======== Data to process ========

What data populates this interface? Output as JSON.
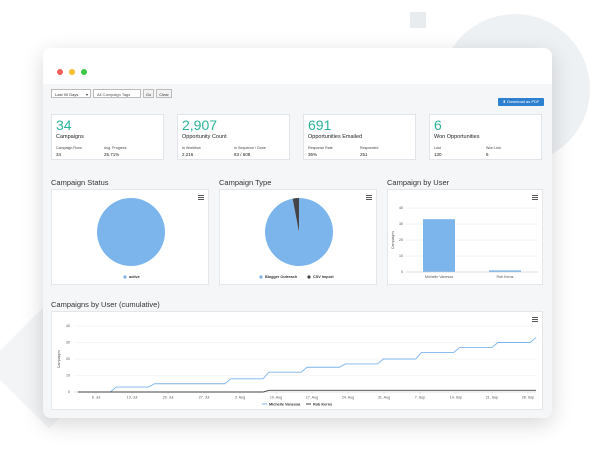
{
  "window_controls": {
    "close_color": "#f25f58",
    "minimize_color": "#fbbe2e",
    "maximize_color": "#3cc840"
  },
  "filters": {
    "date_range": "Last 90 Days",
    "tags_placeholder": "All Campaign Tags",
    "go_label": "Go",
    "clear_label": "Clear"
  },
  "download_pdf_label": "Download as PDF",
  "accent_color": "#2bb39a",
  "kpis": [
    {
      "value": "34",
      "label": "Campaigns",
      "subs": [
        {
          "label": "Campaign Runs",
          "value": "34"
        },
        {
          "label": "Avg. Progress",
          "value": "25.71%"
        }
      ]
    },
    {
      "value": "2,907",
      "label": "Opportunity Count",
      "subs": [
        {
          "label": "In Workflow",
          "value": "2,216"
        },
        {
          "label": "In Sequence / Done",
          "value": "83 / 608"
        }
      ]
    },
    {
      "value": "691",
      "label": "Opportunities Emailed",
      "subs": [
        {
          "label": "Response Rate",
          "value": "36%"
        },
        {
          "label": "Responded",
          "value": "251"
        }
      ]
    },
    {
      "value": "6",
      "label": "Won Opportunities",
      "subs": [
        {
          "label": "Lost",
          "value": "130"
        },
        {
          "label": "Won Link",
          "value": "6"
        }
      ]
    }
  ],
  "sections": {
    "campaign_status": "Campaign Status",
    "campaign_type": "Campaign Type",
    "campaign_by_user": "Campaign by User",
    "campaigns_by_user_cumulative": "Campaigns by User (cumulative)"
  },
  "chart_data": [
    {
      "type": "pie",
      "title": "Campaign Status",
      "slices": [
        {
          "name": "active",
          "value": 100,
          "color": "#7cb5ec"
        }
      ],
      "legend": "bottom"
    },
    {
      "type": "pie",
      "title": "Campaign Type",
      "slices": [
        {
          "name": "Blogger Outreach",
          "value": 97,
          "color": "#7cb5ec"
        },
        {
          "name": "CSV Import",
          "value": 3,
          "color": "#434348"
        }
      ],
      "legend": "bottom"
    },
    {
      "type": "bar",
      "title": "Campaign by User",
      "categories": [
        "Michelle Vanessa",
        "Rob Kerns"
      ],
      "values": [
        33,
        1
      ],
      "ylabel": "Campaigns",
      "ylim": [
        0,
        40
      ],
      "yticks": [
        "0",
        "10",
        "20",
        "30",
        "40"
      ],
      "color": "#7cb5ec"
    },
    {
      "type": "line",
      "title": "Campaigns by User (cumulative)",
      "x": [
        "3. Jul",
        "10. Jul",
        "17. Jul",
        "24. Jul",
        "31. Jul",
        "7. Aug",
        "14. Aug",
        "21. Aug",
        "28. Aug",
        "4. Sep",
        "11. Sep",
        "18. Sep",
        "25. Sep"
      ],
      "xticks": [
        "6. Jul",
        "13. Jul",
        "20. Jul",
        "27. Jul",
        "3. Aug",
        "10. Aug",
        "17. Aug",
        "24. Aug",
        "31. Aug",
        "7. Sep",
        "14. Sep",
        "21. Sep",
        "28. Sep"
      ],
      "ylabel": "Campaigns",
      "ylim": [
        0,
        40
      ],
      "yticks": [
        "0",
        "10",
        "20",
        "30",
        "40"
      ],
      "series": [
        {
          "name": "Michelle Vanessa",
          "color": "#7cb5ec",
          "values": [
            0,
            3,
            5,
            5,
            8,
            12,
            15,
            17,
            20,
            24,
            27,
            30,
            33
          ]
        },
        {
          "name": "Rob Kerns",
          "color": "#434348",
          "values": [
            0,
            0,
            0,
            0,
            0,
            1,
            1,
            1,
            1,
            1,
            1,
            1,
            1
          ]
        }
      ],
      "legend": "bottom"
    }
  ]
}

========

(What you will do):
Track down the lines that include the word "Status" and copy them.

(Final answer):
    "campaign_status": "Campaign Status",
      "title": "Campaign Status",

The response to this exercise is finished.